Write out all the data again, exactly as it stands.

* begin RECORD EXCERPTS *

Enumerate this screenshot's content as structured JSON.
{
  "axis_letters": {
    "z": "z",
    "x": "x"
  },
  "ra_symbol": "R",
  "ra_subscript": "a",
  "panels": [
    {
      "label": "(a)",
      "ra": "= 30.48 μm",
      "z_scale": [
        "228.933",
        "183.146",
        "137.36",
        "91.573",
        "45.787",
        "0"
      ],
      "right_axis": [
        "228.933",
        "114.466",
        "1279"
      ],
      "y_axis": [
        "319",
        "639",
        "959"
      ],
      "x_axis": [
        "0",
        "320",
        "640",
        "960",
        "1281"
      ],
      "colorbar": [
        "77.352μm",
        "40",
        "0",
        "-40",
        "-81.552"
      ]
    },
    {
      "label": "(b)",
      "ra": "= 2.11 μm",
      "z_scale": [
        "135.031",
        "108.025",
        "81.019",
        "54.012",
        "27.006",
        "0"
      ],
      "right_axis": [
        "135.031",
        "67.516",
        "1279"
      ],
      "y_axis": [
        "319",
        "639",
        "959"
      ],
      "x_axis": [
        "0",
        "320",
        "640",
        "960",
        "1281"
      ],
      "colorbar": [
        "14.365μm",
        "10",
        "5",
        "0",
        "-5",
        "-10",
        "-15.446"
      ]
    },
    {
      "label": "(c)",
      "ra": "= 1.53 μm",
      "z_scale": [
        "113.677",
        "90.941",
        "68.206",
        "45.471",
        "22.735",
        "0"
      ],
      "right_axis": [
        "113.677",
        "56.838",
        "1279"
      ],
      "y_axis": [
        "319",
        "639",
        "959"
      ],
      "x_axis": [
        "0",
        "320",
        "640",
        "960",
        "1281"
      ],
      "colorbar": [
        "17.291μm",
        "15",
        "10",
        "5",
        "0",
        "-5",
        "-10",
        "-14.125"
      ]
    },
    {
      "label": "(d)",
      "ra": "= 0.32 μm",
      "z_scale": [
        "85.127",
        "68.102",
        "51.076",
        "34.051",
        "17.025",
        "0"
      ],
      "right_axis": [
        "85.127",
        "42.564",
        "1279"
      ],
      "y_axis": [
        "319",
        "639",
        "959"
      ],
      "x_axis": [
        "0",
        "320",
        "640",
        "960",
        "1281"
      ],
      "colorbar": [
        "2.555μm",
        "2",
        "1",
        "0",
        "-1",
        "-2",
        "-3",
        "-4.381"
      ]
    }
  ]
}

* end RECORD EXCERPTS *

- _RESPONSE FOR THIS EXERCISE_:
Enumerate this screenshot's content as structured JSON.
{
  "axis_letters": {
    "z": "z",
    "x": "x"
  },
  "ra_symbol": "R",
  "ra_subscript": "a",
  "panels": [
    {
      "label": "(a)",
      "ra": "= 30.48 μm",
      "z_scale": [
        "228.933",
        "183.146",
        "137.36",
        "91.573",
        "45.787",
        "0"
      ],
      "right_axis": [
        "228.933",
        "114.466",
        "1279"
      ],
      "y_axis": [
        "319",
        "639",
        "959"
      ],
      "x_axis": [
        "0",
        "320",
        "640",
        "960",
        "1281"
      ],
      "colorbar": [
        "77.352μm",
        "40",
        "0",
        "-40",
        "-81.552"
      ]
    },
    {
      "label": "(b)",
      "ra": "= 2.11 μm",
      "z_scale": [
        "135.031",
        "108.025",
        "81.019",
        "54.012",
        "27.006",
        "0"
      ],
      "right_axis": [
        "135.031",
        "67.516",
        "1279"
      ],
      "y_axis": [
        "319",
        "639",
        "959"
      ],
      "x_axis": [
        "0",
        "320",
        "640",
        "960",
        "1281"
      ],
      "colorbar": [
        "14.365μm",
        "10",
        "5",
        "0",
        "-5",
        "-10",
        "-15.446"
      ]
    },
    {
      "label": "(c)",
      "ra": "= 1.53 μm",
      "z_scale": [
        "113.677",
        "90.941",
        "68.206",
        "45.471",
        "22.735",
        "0"
      ],
      "right_axis": [
        "113.677",
        "56.838",
        "1279"
      ],
      "y_axis": [
        "319",
        "639",
        "959"
      ],
      "x_axis": [
        "0",
        "320",
        "640",
        "960",
        "1281"
      ],
      "colorbar": [
        "17.291μm",
        "15",
        "10",
        "5",
        "0",
        "-5",
        "-10",
        "-14.125"
      ]
    },
    {
      "label": "(d)",
      "ra": "= 0.32 μm",
      "z_scale": [
        "85.127",
        "68.102",
        "51.076",
        "34.051",
        "17.025",
        "0"
      ],
      "right_axis": [
        "85.127",
        "42.564",
        "1279"
      ],
      "y_axis": [
        "319",
        "639",
        "959"
      ],
      "x_axis": [
        "0",
        "320",
        "640",
        "960",
        "1281"
      ],
      "colorbar": [
        "2.555μm",
        "2",
        "1",
        "0",
        "-1",
        "-2",
        "-3",
        "-4.381"
      ]
    }
  ]
}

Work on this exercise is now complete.